Your instructions: Take every line from the listing below that includes "当前实例IOPS使用量" and copy it.

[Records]
* * * * * * * * *

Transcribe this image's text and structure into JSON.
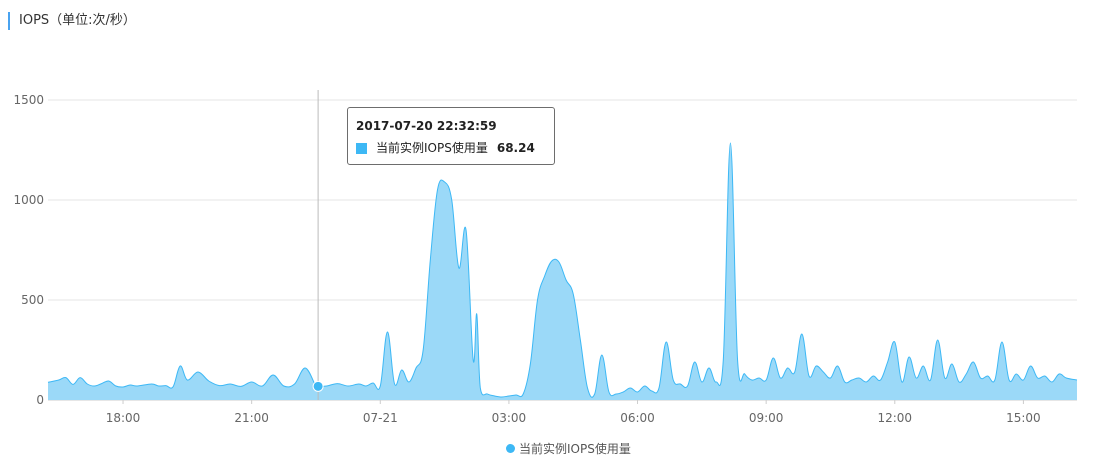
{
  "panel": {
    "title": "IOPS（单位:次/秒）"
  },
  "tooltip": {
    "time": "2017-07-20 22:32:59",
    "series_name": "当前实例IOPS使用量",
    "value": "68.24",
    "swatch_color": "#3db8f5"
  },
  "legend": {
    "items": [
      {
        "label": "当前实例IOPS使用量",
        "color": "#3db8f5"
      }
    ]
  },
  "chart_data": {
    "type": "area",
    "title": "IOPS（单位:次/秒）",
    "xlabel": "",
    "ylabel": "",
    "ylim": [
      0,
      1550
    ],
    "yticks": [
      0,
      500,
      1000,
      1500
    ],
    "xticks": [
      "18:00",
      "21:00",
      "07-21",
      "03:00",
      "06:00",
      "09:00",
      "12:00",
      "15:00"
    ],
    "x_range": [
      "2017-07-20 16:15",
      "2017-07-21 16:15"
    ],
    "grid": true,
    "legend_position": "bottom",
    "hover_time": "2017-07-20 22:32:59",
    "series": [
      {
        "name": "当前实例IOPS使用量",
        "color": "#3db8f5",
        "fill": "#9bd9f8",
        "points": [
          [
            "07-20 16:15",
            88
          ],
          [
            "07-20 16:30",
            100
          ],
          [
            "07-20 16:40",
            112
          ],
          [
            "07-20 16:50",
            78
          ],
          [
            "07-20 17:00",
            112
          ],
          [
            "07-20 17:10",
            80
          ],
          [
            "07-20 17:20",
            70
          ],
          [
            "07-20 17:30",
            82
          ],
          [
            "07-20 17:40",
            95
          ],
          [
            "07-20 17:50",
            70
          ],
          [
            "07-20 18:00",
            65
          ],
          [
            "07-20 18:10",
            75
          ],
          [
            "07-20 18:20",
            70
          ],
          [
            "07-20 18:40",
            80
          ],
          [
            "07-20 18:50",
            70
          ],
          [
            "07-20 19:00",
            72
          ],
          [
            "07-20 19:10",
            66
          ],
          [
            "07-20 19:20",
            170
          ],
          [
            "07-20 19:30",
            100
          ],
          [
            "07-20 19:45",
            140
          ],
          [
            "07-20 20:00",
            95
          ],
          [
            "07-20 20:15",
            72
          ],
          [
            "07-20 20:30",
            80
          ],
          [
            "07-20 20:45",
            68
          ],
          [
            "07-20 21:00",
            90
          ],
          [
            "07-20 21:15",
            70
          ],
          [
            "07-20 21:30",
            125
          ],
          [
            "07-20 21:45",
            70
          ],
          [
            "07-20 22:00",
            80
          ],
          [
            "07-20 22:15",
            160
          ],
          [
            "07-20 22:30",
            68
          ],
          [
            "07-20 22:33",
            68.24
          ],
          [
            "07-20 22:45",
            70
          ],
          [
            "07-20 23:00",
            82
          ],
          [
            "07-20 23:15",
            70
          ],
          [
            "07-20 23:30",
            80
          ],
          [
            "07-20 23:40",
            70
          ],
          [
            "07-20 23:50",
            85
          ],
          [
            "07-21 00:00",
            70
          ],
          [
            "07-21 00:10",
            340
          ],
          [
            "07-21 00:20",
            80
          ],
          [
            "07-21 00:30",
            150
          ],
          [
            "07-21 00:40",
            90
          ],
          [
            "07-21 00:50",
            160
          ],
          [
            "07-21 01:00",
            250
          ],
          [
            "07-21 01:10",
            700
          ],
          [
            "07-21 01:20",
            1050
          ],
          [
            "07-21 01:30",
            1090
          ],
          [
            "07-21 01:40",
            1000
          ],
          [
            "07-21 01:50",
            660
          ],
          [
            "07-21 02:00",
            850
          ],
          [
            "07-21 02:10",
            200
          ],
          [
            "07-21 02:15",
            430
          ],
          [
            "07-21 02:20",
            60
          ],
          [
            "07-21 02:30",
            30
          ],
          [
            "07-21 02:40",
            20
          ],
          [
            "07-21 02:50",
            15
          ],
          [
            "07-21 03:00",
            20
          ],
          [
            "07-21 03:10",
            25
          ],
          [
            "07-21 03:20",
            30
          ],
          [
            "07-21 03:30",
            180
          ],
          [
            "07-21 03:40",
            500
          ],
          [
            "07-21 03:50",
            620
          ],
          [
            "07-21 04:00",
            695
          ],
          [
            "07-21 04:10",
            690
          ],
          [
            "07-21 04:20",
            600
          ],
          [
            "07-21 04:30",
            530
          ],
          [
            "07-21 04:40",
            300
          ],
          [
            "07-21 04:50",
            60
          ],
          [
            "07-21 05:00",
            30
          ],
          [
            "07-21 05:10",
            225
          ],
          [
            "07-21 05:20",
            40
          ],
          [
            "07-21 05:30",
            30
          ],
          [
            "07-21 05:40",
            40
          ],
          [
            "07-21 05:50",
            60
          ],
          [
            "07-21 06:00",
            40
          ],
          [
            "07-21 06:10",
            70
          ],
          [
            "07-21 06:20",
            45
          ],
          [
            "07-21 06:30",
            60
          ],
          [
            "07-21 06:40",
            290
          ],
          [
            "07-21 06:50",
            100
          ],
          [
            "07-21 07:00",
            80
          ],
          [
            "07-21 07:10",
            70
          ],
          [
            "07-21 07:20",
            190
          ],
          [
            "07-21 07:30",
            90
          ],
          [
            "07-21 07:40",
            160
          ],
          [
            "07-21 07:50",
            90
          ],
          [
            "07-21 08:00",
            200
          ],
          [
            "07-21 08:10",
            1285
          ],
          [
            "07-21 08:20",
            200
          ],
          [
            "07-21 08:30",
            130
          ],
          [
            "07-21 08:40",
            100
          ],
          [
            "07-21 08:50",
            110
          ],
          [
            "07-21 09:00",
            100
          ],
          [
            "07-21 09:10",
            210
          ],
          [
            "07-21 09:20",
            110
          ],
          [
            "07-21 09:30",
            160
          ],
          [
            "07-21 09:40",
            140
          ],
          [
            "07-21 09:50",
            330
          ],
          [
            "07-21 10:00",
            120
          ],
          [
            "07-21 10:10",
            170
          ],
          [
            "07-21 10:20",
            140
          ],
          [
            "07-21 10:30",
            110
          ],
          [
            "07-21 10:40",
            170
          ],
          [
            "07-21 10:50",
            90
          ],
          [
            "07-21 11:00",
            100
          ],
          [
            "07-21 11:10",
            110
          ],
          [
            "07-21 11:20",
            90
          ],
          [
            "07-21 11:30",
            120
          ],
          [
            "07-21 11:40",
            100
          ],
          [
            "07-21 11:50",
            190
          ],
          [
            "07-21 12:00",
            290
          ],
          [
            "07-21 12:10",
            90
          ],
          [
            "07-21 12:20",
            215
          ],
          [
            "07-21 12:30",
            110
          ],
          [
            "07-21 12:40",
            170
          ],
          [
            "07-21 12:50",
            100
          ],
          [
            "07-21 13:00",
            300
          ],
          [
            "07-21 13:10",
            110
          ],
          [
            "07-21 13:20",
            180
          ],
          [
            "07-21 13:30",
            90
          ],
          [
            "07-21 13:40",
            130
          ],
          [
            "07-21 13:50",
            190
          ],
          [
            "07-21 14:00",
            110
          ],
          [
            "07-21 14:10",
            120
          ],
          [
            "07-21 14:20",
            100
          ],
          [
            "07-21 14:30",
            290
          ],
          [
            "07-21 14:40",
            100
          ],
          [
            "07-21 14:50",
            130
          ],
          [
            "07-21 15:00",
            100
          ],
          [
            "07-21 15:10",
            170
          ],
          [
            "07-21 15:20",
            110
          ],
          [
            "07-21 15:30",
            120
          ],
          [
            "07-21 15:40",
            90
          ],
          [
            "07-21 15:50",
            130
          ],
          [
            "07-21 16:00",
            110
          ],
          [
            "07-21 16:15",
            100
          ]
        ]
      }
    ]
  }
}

* * * * * * * * *

Result below:
    "series_name": "当前实例IOPS使用量",
        "label": "当前实例IOPS使用量",
        "name": "当前实例IOPS使用量",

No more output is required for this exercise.